Stored entries
★ ★ ★ ★ ★

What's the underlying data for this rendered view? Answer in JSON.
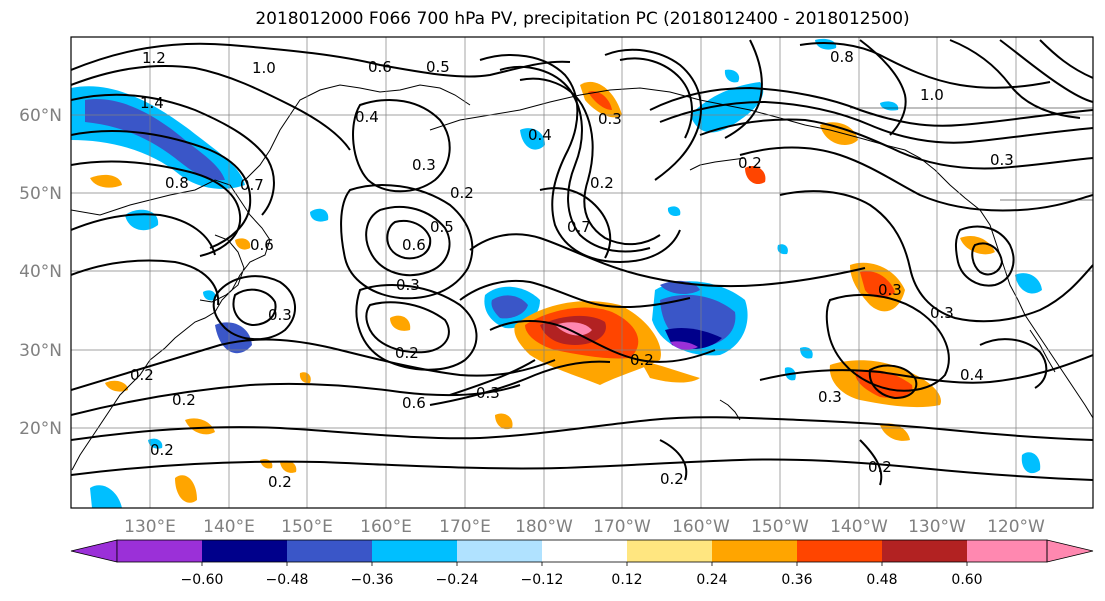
{
  "title": "2018012000 F066 700 hPa PV, precipitation PC (2018012400 - 2018012500)",
  "lat_labels": [
    "60°N",
    "50°N",
    "40°N",
    "30°N",
    "20°N"
  ],
  "lon_labels": [
    "130°E",
    "140°E",
    "150°E",
    "160°E",
    "170°E",
    "180°W",
    "170°W",
    "160°W",
    "150°W",
    "140°W",
    "130°W",
    "120°W"
  ],
  "contour_labels": [
    "1.2",
    "1.0",
    "1.4",
    "0.6",
    "0.5",
    "0.8",
    "0.7",
    "0.4",
    "0.3",
    "0.2",
    "0.6",
    "0.5",
    "0.3",
    "0.2",
    "0.6",
    "0.7",
    "0.4",
    "0.3",
    "0.2",
    "0.3",
    "0.2",
    "0.6",
    "0.3",
    "0.2",
    "0.2",
    "0.2",
    "0.2",
    "0.2",
    "0.3",
    "0.4",
    "0.3",
    "0.3",
    "0.2",
    "1.0",
    "0.3",
    "0.2",
    "0.8"
  ],
  "colorbar": {
    "ticks": [
      "−0.60",
      "−0.48",
      "−0.36",
      "−0.24",
      "−0.12",
      "0.12",
      "0.24",
      "0.36",
      "0.48",
      "0.60"
    ],
    "colors": [
      "#9b30d8",
      "#00008b",
      "#3a56c8",
      "#00bfff",
      "#b0e2ff",
      "#ffffff",
      "#ffe680",
      "#ffa500",
      "#ff4500",
      "#b22222",
      "#ff88b0",
      "#ff88b0"
    ]
  }
}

★ ★ ★ ★ ★

*Work required*.
Leave out the pictures and copy everything else in the records word for word.

*Answer in full*.
What's the underlying data for this rendered view? Answer in JSON.
{
  "title": "2018012000 F066 700 hPa PV, precipitation PC (2018012400 - 2018012500)",
  "lat_labels": [
    "60°N",
    "50°N",
    "40°N",
    "30°N",
    "20°N"
  ],
  "lon_labels": [
    "130°E",
    "140°E",
    "150°E",
    "160°E",
    "170°E",
    "180°W",
    "170°W",
    "160°W",
    "150°W",
    "140°W",
    "130°W",
    "120°W"
  ],
  "contour_labels": [
    "1.2",
    "1.0",
    "1.4",
    "0.6",
    "0.5",
    "0.8",
    "0.7",
    "0.4",
    "0.3",
    "0.2",
    "0.6",
    "0.5",
    "0.3",
    "0.2",
    "0.6",
    "0.7",
    "0.4",
    "0.3",
    "0.2",
    "0.3",
    "0.2",
    "0.6",
    "0.3",
    "0.2",
    "0.2",
    "0.2",
    "0.2",
    "0.2",
    "0.3",
    "0.4",
    "0.3",
    "0.3",
    "0.2",
    "1.0",
    "0.3",
    "0.2",
    "0.8"
  ],
  "colorbar": {
    "ticks": [
      "−0.60",
      "−0.48",
      "−0.36",
      "−0.24",
      "−0.12",
      "0.12",
      "0.24",
      "0.36",
      "0.48",
      "0.60"
    ],
    "colors": [
      "#9b30d8",
      "#00008b",
      "#3a56c8",
      "#00bfff",
      "#b0e2ff",
      "#ffffff",
      "#ffe680",
      "#ffa500",
      "#ff4500",
      "#b22222",
      "#ff88b0",
      "#ff88b0"
    ]
  }
}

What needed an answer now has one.